• AIM OF THE TASK:
Only the lines from the one containing "Give me the" through the final line of the material below should be output, exactly as they stand.

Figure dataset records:

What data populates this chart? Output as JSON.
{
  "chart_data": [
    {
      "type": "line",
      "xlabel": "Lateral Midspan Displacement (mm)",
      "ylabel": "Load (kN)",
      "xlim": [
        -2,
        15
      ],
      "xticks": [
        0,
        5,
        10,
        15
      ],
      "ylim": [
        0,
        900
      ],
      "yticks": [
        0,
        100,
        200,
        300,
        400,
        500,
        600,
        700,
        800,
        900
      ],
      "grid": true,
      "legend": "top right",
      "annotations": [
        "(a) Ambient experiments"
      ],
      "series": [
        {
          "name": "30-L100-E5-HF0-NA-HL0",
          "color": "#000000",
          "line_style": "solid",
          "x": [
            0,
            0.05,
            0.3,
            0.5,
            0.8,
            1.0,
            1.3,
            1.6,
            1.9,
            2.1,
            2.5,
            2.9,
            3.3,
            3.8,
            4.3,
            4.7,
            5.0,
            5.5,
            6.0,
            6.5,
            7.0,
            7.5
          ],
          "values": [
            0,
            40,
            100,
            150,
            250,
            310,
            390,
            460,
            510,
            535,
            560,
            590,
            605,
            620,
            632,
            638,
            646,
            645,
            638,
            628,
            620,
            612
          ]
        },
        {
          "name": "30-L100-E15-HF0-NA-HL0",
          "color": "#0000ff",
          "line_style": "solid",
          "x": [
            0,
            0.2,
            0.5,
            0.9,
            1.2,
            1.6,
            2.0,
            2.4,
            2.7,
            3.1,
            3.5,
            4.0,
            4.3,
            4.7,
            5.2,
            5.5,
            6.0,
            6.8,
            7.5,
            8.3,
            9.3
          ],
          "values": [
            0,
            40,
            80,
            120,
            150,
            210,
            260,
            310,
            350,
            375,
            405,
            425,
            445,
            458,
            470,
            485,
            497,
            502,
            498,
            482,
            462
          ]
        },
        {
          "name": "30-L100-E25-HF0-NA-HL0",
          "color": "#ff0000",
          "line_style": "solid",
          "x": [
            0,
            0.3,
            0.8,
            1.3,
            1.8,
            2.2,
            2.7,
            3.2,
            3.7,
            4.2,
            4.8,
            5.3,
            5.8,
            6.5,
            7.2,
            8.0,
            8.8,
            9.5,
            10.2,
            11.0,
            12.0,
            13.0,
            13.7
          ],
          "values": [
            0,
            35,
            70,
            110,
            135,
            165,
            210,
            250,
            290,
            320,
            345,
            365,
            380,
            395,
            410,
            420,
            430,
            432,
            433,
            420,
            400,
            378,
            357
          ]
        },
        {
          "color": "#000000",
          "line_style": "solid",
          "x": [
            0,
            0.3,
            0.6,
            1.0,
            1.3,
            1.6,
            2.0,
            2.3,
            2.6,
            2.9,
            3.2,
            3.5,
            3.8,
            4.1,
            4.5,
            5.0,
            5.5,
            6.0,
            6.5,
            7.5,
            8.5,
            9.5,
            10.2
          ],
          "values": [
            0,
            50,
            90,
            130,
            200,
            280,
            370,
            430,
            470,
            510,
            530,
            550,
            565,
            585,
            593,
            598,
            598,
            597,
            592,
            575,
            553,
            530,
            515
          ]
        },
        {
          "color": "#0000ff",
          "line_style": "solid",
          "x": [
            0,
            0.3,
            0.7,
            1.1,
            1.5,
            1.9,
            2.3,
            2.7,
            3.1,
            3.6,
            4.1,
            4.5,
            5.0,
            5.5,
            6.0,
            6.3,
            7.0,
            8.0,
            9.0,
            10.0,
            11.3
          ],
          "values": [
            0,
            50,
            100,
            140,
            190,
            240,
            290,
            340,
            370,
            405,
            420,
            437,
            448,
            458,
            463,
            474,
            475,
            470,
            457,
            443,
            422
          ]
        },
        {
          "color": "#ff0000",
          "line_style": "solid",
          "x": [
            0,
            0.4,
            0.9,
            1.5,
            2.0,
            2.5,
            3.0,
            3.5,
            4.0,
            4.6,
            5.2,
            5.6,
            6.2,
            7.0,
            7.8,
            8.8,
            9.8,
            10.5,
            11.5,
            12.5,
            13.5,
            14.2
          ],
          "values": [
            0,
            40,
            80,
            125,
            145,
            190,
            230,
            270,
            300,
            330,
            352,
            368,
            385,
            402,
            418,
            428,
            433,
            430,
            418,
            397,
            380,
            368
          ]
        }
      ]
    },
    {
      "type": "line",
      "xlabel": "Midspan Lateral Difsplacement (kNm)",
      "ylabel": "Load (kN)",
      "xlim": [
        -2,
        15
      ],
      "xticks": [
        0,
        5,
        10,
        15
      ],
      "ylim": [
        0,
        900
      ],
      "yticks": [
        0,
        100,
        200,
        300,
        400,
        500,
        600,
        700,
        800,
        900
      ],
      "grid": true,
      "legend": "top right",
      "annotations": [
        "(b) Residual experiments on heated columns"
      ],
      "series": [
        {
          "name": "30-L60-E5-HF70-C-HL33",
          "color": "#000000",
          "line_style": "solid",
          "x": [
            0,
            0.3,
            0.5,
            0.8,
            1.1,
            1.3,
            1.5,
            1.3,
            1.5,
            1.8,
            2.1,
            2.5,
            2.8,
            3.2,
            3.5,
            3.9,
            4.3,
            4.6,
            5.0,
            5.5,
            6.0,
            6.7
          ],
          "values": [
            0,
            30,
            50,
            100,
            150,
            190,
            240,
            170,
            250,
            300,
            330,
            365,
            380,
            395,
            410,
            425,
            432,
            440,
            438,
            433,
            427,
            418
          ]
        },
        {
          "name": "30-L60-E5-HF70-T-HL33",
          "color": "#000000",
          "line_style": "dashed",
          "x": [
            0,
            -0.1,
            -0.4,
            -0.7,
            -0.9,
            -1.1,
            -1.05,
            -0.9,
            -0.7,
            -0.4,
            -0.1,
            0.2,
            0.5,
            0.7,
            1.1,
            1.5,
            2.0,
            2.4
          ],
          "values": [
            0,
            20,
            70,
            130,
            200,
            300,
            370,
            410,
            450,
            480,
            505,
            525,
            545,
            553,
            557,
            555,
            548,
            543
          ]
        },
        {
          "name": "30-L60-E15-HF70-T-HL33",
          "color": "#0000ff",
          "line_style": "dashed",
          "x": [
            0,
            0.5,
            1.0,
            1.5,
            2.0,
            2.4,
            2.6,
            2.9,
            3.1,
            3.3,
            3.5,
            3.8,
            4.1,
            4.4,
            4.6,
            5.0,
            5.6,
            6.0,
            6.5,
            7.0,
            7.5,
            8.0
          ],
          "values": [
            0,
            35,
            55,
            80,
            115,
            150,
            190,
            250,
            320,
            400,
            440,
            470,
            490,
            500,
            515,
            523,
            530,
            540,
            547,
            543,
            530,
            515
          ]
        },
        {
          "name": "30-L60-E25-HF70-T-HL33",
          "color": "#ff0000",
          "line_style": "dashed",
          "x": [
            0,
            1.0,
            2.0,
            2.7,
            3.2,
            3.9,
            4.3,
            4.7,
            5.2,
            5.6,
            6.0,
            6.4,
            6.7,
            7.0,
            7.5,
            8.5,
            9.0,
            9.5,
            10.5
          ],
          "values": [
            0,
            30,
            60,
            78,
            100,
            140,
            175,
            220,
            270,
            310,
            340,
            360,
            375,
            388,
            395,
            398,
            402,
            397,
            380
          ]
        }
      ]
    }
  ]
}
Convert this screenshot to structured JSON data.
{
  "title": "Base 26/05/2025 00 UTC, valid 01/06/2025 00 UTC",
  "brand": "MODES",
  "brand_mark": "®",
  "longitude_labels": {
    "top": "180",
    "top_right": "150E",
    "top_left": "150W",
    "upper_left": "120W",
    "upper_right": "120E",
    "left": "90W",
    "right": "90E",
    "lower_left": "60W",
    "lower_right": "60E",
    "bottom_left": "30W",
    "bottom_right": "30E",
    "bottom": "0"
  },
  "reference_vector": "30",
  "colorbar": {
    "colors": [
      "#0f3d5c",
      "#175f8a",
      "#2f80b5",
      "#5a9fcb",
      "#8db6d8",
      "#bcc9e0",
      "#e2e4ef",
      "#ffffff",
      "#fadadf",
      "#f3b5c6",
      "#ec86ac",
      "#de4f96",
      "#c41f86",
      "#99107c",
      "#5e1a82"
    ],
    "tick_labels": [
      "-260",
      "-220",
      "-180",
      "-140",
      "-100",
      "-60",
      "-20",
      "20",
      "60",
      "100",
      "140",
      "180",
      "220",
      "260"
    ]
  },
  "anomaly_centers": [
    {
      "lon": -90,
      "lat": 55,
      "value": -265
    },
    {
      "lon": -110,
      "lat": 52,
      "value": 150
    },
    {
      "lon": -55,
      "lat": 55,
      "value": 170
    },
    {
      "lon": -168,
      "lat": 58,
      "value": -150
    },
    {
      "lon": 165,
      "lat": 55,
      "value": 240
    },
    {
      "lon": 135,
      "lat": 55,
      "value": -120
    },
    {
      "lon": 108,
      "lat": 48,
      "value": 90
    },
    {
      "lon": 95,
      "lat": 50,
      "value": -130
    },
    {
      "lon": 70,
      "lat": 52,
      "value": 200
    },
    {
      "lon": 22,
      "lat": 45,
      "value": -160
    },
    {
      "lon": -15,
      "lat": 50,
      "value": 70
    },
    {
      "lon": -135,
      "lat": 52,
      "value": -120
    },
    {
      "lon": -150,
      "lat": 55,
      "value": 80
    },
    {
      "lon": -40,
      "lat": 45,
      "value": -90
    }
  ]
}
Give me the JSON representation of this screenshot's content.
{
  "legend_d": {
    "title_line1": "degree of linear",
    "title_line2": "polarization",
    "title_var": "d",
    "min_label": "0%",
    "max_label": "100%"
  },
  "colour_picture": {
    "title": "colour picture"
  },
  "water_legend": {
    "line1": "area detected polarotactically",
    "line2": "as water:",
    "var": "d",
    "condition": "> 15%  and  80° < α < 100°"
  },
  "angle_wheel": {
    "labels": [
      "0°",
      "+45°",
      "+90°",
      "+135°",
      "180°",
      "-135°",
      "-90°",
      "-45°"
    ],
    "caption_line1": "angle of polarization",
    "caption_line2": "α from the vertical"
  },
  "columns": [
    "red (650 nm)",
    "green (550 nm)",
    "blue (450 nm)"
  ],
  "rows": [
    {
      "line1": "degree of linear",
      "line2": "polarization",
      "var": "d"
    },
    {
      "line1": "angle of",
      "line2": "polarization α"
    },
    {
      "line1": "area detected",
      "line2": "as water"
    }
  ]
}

• EXERCISE SOLUTION:
Give me the JSON representation of this screenshot's content.
{
  "legend_d": {
    "title_line1": "degree of linear",
    "title_line2": "polarization",
    "title_var": "d",
    "min_label": "0%",
    "max_label": "100%"
  },
  "colour_picture": {
    "title": "colour picture"
  },
  "water_legend": {
    "line1": "area detected polarotactically",
    "line2": "as water:",
    "var": "d",
    "condition": "> 15%  and  80° < α < 100°"
  },
  "angle_wheel": {
    "labels": [
      "0°",
      "+45°",
      "+90°",
      "+135°",
      "180°",
      "-135°",
      "-90°",
      "-45°"
    ],
    "caption_line1": "angle of polarization",
    "caption_line2": "α from the vertical"
  },
  "columns": [
    "red (650 nm)",
    "green (550 nm)",
    "blue (450 nm)"
  ],
  "rows": [
    {
      "line1": "degree of linear",
      "line2": "polarization",
      "var": "d"
    },
    {
      "line1": "angle of",
      "line2": "polarization α"
    },
    {
      "line1": "area detected",
      "line2": "as water"
    }
  ]
}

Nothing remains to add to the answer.